-- Actions to take --
**1.** Reproduce word for word the portion of the patch discussion starting at "I got a bit" and ending at "it at runtime?".
**2.** Turn the paragraph of the patch discussion that opens with "Six sites are presently altering" into a short bulleted list that keeps its main facts.

-- Extract to read --
______

From: Andrew Morton <akpm@linux-foundation.org>
To: Yafang Shao <laoar.shao@gmail.com>
Cc: ktkhai@virtuozzo.com, mhocko@suse.com, hannes@cmpxchg.org,
vdavydov.dev@gmail.com, mgorman@techsingularity.net,
linux-mm@kvack.org
Subject: Re: [PATCH 2/2] mm/vmscan: calculate reclaimed slab caches in all reclaim paths
Date: Fri, 21 Jun 2019 20:30:14 -0700 [thread overview]
Message-ID: <20190621203014.fff2b968b6f9c2e23ebf4eef@linux-foundation.org> (raw)
In-Reply-To: <1561112086-6169-3-git-send-email-laoar.shao@gmail.com>
On Fri, 21 Jun 2019 18:14:46 +0800 Yafang Shao <laoar.shao@gmail.com> wrote:
> There're six different reclaim paths by now,
> - kswapd reclaim path
> - node reclaim path
> - hibernate preallocate memory reclaim path
> - direct reclaim path
> - memcg reclaim path
> - memcg softlimit reclaim path
>
> The slab caches reclaimed in these paths are only calculated in the above
> three paths.
>
> There're some drawbacks if we don't calculate the reclaimed slab caches.
> - The sc->nr_reclaimed isn't correct if there're some slab caches
> relcaimed in this path.
> - The slab caches may be reclaimed thoroughly if there're lots of
> reclaimable slab caches and few page caches.
> Let's take an easy example for this case.
> If one memcg is full of slab caches and the limit of it is 512M, in
> other words there're approximately 512M slab caches in this memcg.
> Then the limit of the memcg is reached and the memcg reclaim begins,
> and then in this memcg reclaim path it will continuesly reclaim the
> slab caches until the sc->priority drops to 0.
> After this reclaim stops, you will find there're few slab caches left,
> which is less than 20M in my test case.
> While after this patch applied the number is greater than 300M and
> the sc->priority only drops to 3.
I got a bit exhausted checking that none of these six callsites can
scribble on some caller's value of current->reclaim_state.
How about we do it at runtime?
From: Andrew Morton <akpm@linux-foundation.org>
Subject: mm/vmscan.c: add checks for incorrect handling of current->reclaim_state
Six sites are presently altering current->reclaim_state. There is a risk
that one function stomps on a caller's value. Use a helper function to
catch such errors.

______

-- Given data --
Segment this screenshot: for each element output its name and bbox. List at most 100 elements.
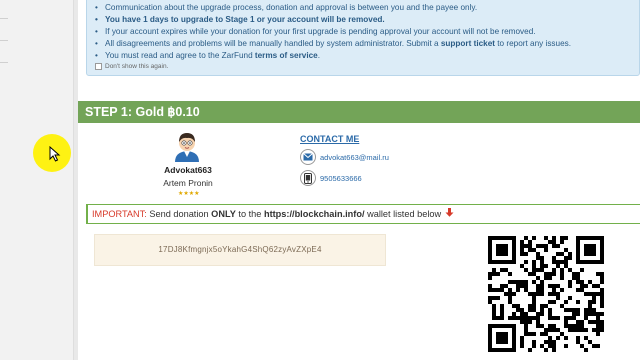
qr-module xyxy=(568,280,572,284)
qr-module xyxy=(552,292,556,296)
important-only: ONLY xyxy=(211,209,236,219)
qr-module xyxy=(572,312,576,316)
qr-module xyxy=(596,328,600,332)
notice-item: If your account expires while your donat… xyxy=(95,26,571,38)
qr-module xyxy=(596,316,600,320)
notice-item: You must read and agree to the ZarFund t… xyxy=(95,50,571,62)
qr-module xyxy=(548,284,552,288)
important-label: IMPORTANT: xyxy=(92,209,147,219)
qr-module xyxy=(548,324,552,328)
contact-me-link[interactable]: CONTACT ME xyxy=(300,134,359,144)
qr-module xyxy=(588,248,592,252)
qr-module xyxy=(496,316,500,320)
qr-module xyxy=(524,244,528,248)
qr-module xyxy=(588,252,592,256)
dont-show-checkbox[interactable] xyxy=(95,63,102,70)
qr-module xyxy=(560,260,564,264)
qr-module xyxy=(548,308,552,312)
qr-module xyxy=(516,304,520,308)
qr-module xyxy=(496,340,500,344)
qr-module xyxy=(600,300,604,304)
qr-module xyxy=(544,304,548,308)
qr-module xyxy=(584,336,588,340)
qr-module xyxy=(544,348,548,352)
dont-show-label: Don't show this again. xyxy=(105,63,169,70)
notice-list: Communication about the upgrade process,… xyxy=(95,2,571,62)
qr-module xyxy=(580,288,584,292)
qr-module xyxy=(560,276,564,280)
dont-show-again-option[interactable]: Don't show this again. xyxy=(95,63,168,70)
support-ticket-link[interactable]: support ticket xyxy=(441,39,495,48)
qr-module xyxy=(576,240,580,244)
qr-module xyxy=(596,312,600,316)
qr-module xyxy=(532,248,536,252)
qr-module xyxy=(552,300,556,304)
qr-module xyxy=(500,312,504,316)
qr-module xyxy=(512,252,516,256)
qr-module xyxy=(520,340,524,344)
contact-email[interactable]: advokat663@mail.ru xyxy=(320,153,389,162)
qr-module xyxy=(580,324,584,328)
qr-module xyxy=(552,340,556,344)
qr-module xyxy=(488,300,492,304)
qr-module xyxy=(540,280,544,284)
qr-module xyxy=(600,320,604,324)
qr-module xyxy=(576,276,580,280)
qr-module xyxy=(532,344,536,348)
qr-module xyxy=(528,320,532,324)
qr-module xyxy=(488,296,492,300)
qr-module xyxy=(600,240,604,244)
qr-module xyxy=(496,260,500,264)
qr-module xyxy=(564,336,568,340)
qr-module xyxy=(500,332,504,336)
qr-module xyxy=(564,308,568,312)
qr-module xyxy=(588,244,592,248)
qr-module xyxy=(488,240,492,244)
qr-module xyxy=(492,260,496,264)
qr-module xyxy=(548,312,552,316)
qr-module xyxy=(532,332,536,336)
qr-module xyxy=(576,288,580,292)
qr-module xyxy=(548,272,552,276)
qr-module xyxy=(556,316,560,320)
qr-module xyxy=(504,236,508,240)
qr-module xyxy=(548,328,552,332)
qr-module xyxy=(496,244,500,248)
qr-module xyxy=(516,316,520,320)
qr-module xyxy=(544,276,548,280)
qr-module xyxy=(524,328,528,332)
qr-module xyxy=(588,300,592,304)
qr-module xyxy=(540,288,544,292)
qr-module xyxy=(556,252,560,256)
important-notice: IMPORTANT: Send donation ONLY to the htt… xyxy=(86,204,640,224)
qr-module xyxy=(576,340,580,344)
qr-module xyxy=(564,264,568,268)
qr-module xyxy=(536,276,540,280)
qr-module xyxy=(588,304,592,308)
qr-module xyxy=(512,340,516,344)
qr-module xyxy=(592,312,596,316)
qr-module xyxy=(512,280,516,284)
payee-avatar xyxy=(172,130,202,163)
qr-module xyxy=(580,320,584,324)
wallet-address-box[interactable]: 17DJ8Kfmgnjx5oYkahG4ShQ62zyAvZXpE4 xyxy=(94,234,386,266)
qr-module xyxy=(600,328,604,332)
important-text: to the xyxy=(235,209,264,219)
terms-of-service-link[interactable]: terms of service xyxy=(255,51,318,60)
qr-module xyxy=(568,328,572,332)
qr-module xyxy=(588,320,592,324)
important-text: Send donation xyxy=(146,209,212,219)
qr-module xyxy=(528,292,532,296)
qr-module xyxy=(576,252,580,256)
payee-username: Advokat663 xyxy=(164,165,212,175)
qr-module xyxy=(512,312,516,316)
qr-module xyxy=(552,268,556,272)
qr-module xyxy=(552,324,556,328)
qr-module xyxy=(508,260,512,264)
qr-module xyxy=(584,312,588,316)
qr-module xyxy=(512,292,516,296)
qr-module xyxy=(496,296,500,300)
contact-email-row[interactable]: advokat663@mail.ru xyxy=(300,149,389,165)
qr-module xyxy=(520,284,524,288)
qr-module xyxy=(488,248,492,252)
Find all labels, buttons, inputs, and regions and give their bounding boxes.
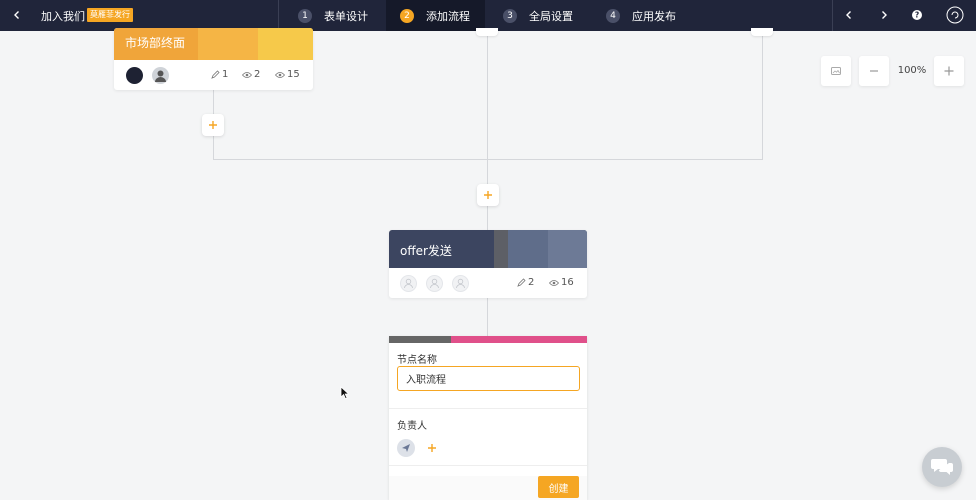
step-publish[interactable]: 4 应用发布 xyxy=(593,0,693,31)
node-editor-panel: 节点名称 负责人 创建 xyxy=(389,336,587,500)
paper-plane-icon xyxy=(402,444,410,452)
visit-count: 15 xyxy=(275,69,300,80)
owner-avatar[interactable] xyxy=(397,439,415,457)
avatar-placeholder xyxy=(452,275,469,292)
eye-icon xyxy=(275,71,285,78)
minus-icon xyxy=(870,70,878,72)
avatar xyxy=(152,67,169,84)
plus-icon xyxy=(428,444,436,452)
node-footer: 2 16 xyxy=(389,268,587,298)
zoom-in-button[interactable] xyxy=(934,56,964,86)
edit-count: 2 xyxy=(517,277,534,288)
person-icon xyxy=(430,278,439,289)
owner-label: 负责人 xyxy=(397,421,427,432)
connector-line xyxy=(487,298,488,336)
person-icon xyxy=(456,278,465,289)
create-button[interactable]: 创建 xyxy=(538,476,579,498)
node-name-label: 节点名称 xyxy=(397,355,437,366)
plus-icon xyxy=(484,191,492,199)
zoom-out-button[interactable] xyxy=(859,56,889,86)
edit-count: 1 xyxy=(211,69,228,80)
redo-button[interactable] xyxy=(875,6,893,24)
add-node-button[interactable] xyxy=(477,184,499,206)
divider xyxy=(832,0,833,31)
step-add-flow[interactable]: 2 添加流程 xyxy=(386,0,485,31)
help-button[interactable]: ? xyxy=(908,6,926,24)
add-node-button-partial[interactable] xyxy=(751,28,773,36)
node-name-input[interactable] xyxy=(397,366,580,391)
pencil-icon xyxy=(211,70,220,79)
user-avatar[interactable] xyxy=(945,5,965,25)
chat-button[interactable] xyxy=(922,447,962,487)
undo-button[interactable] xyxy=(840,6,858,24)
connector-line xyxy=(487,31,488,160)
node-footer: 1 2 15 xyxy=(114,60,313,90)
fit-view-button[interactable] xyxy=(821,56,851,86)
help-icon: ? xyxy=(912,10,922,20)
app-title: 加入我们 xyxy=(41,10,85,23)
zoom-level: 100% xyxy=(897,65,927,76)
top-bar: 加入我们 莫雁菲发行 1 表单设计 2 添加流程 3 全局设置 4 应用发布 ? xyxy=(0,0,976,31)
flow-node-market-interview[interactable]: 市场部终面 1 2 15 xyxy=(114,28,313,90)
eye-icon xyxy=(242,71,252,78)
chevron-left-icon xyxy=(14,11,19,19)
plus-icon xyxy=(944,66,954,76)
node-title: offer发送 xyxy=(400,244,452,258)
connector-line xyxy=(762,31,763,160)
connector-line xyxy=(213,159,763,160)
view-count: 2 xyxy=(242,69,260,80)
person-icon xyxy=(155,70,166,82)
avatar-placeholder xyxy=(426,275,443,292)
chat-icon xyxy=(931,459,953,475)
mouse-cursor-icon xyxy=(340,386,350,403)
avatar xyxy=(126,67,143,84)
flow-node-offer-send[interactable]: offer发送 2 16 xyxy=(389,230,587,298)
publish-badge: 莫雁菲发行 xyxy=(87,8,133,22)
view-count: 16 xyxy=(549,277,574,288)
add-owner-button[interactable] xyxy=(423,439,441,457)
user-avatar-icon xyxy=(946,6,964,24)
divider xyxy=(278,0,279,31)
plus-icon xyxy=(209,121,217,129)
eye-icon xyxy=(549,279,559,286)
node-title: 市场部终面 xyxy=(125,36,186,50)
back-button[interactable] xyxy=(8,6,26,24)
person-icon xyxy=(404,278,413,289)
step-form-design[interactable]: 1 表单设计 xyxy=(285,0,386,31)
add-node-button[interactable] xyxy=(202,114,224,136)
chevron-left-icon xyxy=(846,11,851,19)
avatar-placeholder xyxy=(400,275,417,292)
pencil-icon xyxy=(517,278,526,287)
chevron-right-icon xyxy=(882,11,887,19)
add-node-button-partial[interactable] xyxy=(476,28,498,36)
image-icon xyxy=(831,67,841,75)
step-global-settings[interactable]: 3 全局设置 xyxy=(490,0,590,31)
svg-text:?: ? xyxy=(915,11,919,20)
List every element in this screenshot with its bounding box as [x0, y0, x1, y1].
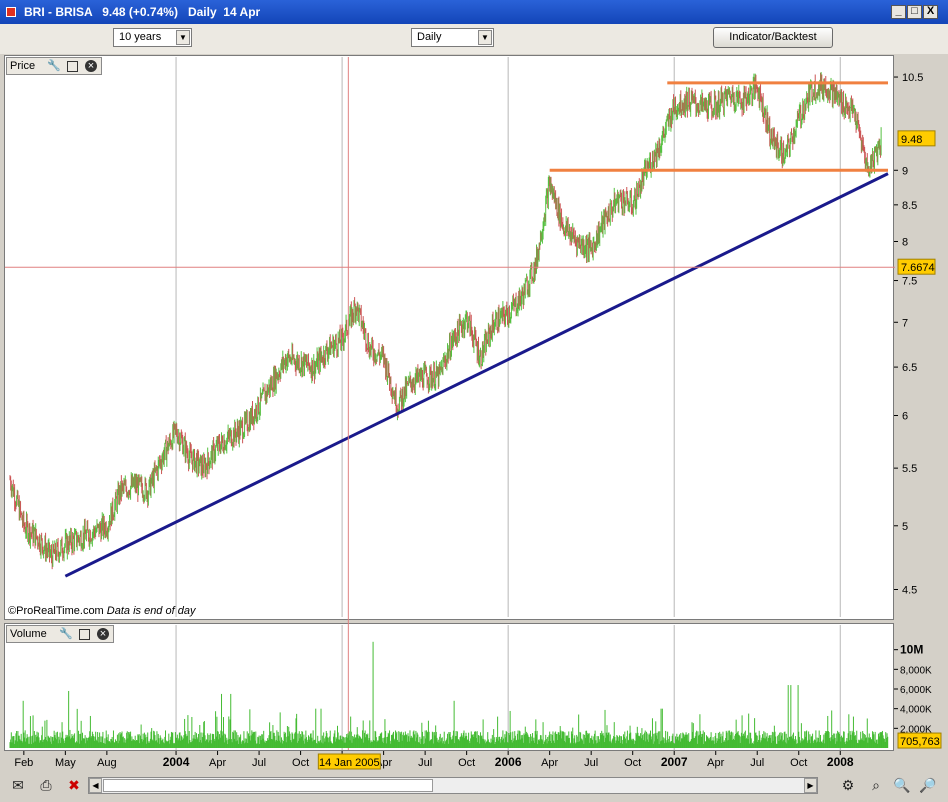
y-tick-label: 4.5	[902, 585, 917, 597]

______

-- Solutions below --
**1.**
I got a bit exhausted checking that none of these six callsites can
scribble on some caller's value of current->reclaim_state.
How about we do it at runtime?

**2.**
- Six sites currently alter current->reclaim_state.
- One function could overwrite a caller's value.
- A helper function is used to catch such errors.